Gather up the lines with the word "services" in them.

**** Stored records

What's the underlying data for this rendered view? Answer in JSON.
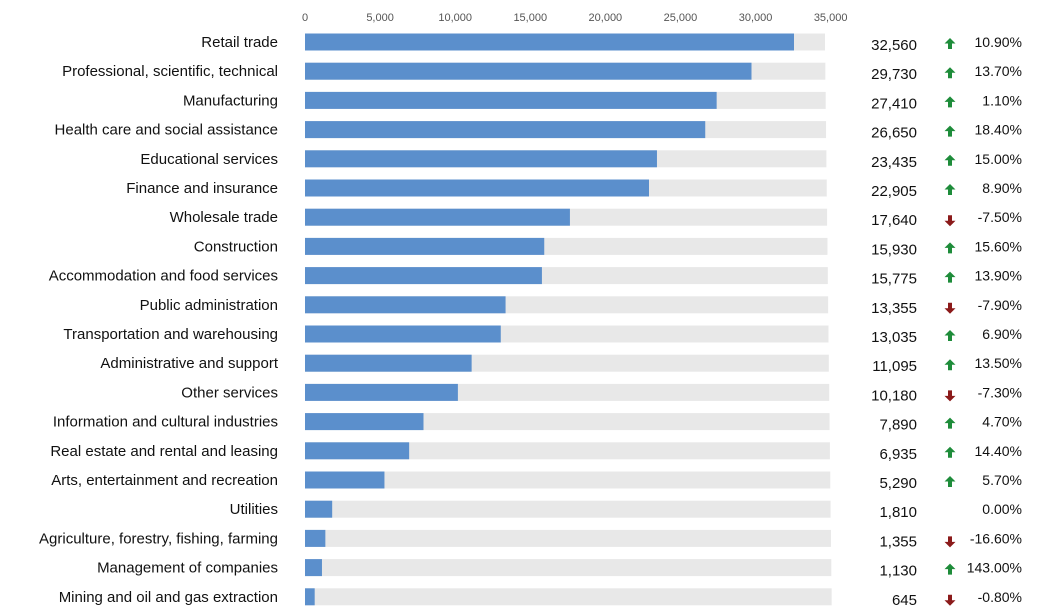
{
  "chart_data": {
    "type": "bar",
    "orientation": "horizontal",
    "xlim": [
      0,
      35000
    ],
    "x_ticks": [
      "0",
      "5,000",
      "10,000",
      "15,000",
      "20,000",
      "25,000",
      "30,000",
      "35,000"
    ],
    "colors": {
      "bar": "#5b8fcc",
      "track": "#e8e8e8",
      "up": "#1e8c3a",
      "down": "#8b1a1a"
    },
    "categories": [
      "Retail trade",
      "Professional, scientific, technical",
      "Manufacturing",
      "Health care and social assistance",
      "Educational services",
      "Finance and insurance",
      "Wholesale trade",
      "Construction",
      "Accommodation and food services",
      "Public administration",
      "Transportation and warehousing",
      "Administrative and support",
      "Other services",
      "Information and cultural industries",
      "Real estate and rental and leasing",
      "Arts, entertainment and recreation",
      "Utilities",
      "Agriculture, forestry, fishing, farming",
      "Management of companies",
      "Mining and oil and gas extraction"
    ],
    "values": [
      32560,
      29730,
      27410,
      26650,
      23435,
      22905,
      17640,
      15930,
      15775,
      13355,
      13035,
      11095,
      10180,
      7890,
      6935,
      5290,
      1810,
      1355,
      1130,
      645
    ],
    "value_labels": [
      "32,560",
      "29,730",
      "27,410",
      "26,650",
      "23,435",
      "22,905",
      "17,640",
      "15,930",
      "15,775",
      "13,355",
      "13,035",
      "11,095",
      "10,180",
      "7,890",
      "6,935",
      "5,290",
      "1,810",
      "1,355",
      "1,130",
      "645"
    ],
    "changes": [
      "10.90%",
      "13.70%",
      "1.10%",
      "18.40%",
      "15.00%",
      "8.90%",
      "-7.50%",
      "15.60%",
      "13.90%",
      "-7.90%",
      "6.90%",
      "13.50%",
      "-7.30%",
      "4.70%",
      "14.40%",
      "5.70%",
      "0.00%",
      "-16.60%",
      "143.00%",
      "-0.80%"
    ],
    "trend": [
      "up",
      "up",
      "up",
      "up",
      "up",
      "up",
      "down",
      "up",
      "up",
      "down",
      "up",
      "up",
      "down",
      "up",
      "up",
      "up",
      "none",
      "down",
      "up",
      "down"
    ]
  }
}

********

== Answer to the problem ==
      "Educational services",
      "Accommodation and food services",
      "Other services",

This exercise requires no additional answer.